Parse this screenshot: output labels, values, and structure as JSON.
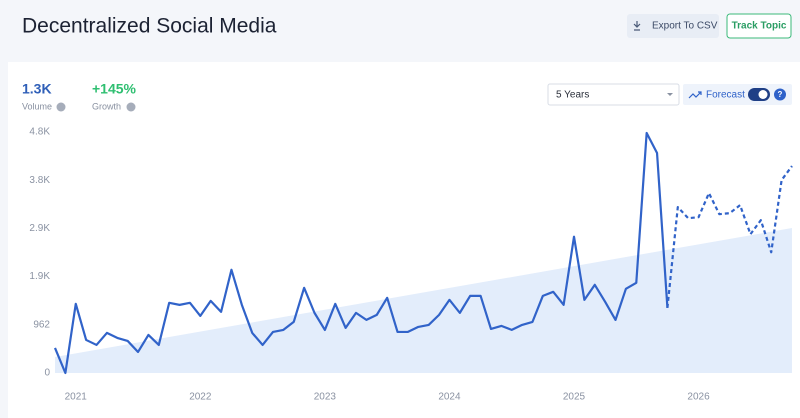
{
  "header": {
    "title": "Decentralized Social Media",
    "export_button": "Export To CSV",
    "track_button": "Track Topic"
  },
  "stats": [
    {
      "value": "1.3K",
      "label": "Volume"
    },
    {
      "value": "+145%",
      "label": "Growth"
    }
  ],
  "controls": {
    "range": "5 Years",
    "forecast": "Forecast"
  },
  "chart_data": {
    "type": "line",
    "categories": [
      null,
      null,
      "2021",
      null,
      null,
      null,
      null,
      null,
      null,
      null,
      null,
      null,
      null,
      null,
      "2022",
      null,
      null,
      null,
      null,
      null,
      null,
      null,
      null,
      null,
      null,
      null,
      "2023",
      null,
      null,
      null,
      null,
      null,
      null,
      null,
      null,
      null,
      null,
      null,
      "2024",
      null,
      null,
      null,
      null,
      null,
      null,
      null,
      null,
      null,
      null,
      null,
      "2025",
      null,
      null,
      null,
      null,
      null,
      null,
      null,
      null,
      null,
      null,
      null,
      "2026",
      null,
      null,
      null,
      null,
      null,
      null,
      null,
      null,
      null
    ],
    "series": [
      {
        "color": "#3163c9",
        "style": "solid",
        "values": [
          500,
          0,
          1380,
          660,
          560,
          800,
          700,
          640,
          420,
          760,
          560,
          1400,
          1360,
          1400,
          1140,
          1440,
          1220,
          2060,
          1360,
          800,
          560,
          820,
          860,
          1020,
          1700,
          1200,
          860,
          1380,
          900,
          1200,
          1060,
          1160,
          1500,
          820,
          820,
          920,
          960,
          1160,
          1460,
          1200,
          1540,
          1540,
          880,
          940,
          860,
          960,
          1020,
          1540,
          1620,
          1360,
          2720,
          1460,
          1760,
          1420,
          1060,
          1680,
          1800,
          4790,
          4390,
          1300,
          null,
          null,
          null,
          null,
          null,
          null,
          null,
          null,
          null,
          null,
          null,
          null
        ]
      },
      {
        "color": "#3163c9",
        "style": "dashed",
        "values": [
          null,
          null,
          null,
          null,
          null,
          null,
          null,
          null,
          null,
          null,
          null,
          null,
          null,
          null,
          null,
          null,
          null,
          null,
          null,
          null,
          null,
          null,
          null,
          null,
          null,
          null,
          null,
          null,
          null,
          null,
          null,
          null,
          null,
          null,
          null,
          null,
          null,
          null,
          null,
          null,
          null,
          null,
          null,
          null,
          null,
          null,
          null,
          null,
          null,
          null,
          null,
          null,
          null,
          null,
          null,
          null,
          null,
          null,
          null,
          1300,
          3310,
          3090,
          3110,
          3590,
          3170,
          3190,
          3350,
          2770,
          3050,
          2410,
          3850,
          4130
        ]
      }
    ],
    "trend": {
      "color": "#e3edfb",
      "values": [
        320,
        2894
      ]
    },
    "ylim": [
      0,
      4810
    ],
    "yticks": [
      0,
      962,
      {
        "value": 1924,
        "label": "1.9K"
      },
      {
        "value": 2886,
        "label": "2.9K"
      },
      {
        "value": 3848,
        "label": "3.8K"
      },
      {
        "value": 4810,
        "label": "4.8K"
      }
    ],
    "grid": false
  }
}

◇ ◇ ◇ ◇

» **Problem**: Retype the entries word for word. Omit any images.

» **The solution**:
Parse this screenshot: output labels, values, and structure as JSON.
{
  "header": {
    "title": "Decentralized Social Media",
    "export_button": "Export To CSV",
    "track_button": "Track Topic"
  },
  "stats": [
    {
      "value": "1.3K",
      "label": "Volume"
    },
    {
      "value": "+145%",
      "label": "Growth"
    }
  ],
  "controls": {
    "range": "5 Years",
    "forecast": "Forecast"
  },
  "chart_data": {
    "type": "line",
    "categories": [
      null,
      null,
      "2021",
      null,
      null,
      null,
      null,
      null,
      null,
      null,
      null,
      null,
      null,
      null,
      "2022",
      null,
      null,
      null,
      null,
      null,
      null,
      null,
      null,
      null,
      null,
      null,
      "2023",
      null,
      null,
      null,
      null,
      null,
      null,
      null,
      null,
      null,
      null,
      null,
      "2024",
      null,
      null,
      null,
      null,
      null,
      null,
      null,
      null,
      null,
      null,
      null,
      "2025",
      null,
      null,
      null,
      null,
      null,
      null,
      null,
      null,
      null,
      null,
      null,
      "2026",
      null,
      null,
      null,
      null,
      null,
      null,
      null,
      null,
      null
    ],
    "series": [
      {
        "color": "#3163c9",
        "style": "solid",
        "values": [
          500,
          0,
          1380,
          660,
          560,
          800,
          700,
          640,
          420,
          760,
          560,
          1400,
          1360,
          1400,
          1140,
          1440,
          1220,
          2060,
          1360,
          800,
          560,
          820,
          860,
          1020,
          1700,
          1200,
          860,
          1380,
          900,
          1200,
          1060,
          1160,
          1500,
          820,
          820,
          920,
          960,
          1160,
          1460,
          1200,
          1540,
          1540,
          880,
          940,
          860,
          960,
          1020,
          1540,
          1620,
          1360,
          2720,
          1460,
          1760,
          1420,
          1060,
          1680,
          1800,
          4790,
          4390,
          1300,
          null,
          null,
          null,
          null,
          null,
          null,
          null,
          null,
          null,
          null,
          null,
          null
        ]
      },
      {
        "color": "#3163c9",
        "style": "dashed",
        "values": [
          null,
          null,
          null,
          null,
          null,
          null,
          null,
          null,
          null,
          null,
          null,
          null,
          null,
          null,
          null,
          null,
          null,
          null,
          null,
          null,
          null,
          null,
          null,
          null,
          null,
          null,
          null,
          null,
          null,
          null,
          null,
          null,
          null,
          null,
          null,
          null,
          null,
          null,
          null,
          null,
          null,
          null,
          null,
          null,
          null,
          null,
          null,
          null,
          null,
          null,
          null,
          null,
          null,
          null,
          null,
          null,
          null,
          null,
          null,
          1300,
          3310,
          3090,
          3110,
          3590,
          3170,
          3190,
          3350,
          2770,
          3050,
          2410,
          3850,
          4130
        ]
      }
    ],
    "trend": {
      "color": "#e3edfb",
      "values": [
        320,
        2894
      ]
    },
    "ylim": [
      0,
      4810
    ],
    "yticks": [
      0,
      962,
      {
        "value": 1924,
        "label": "1.9K"
      },
      {
        "value": 2886,
        "label": "2.9K"
      },
      {
        "value": 3848,
        "label": "3.8K"
      },
      {
        "value": 4810,
        "label": "4.8K"
      }
    ],
    "grid": false
  }
}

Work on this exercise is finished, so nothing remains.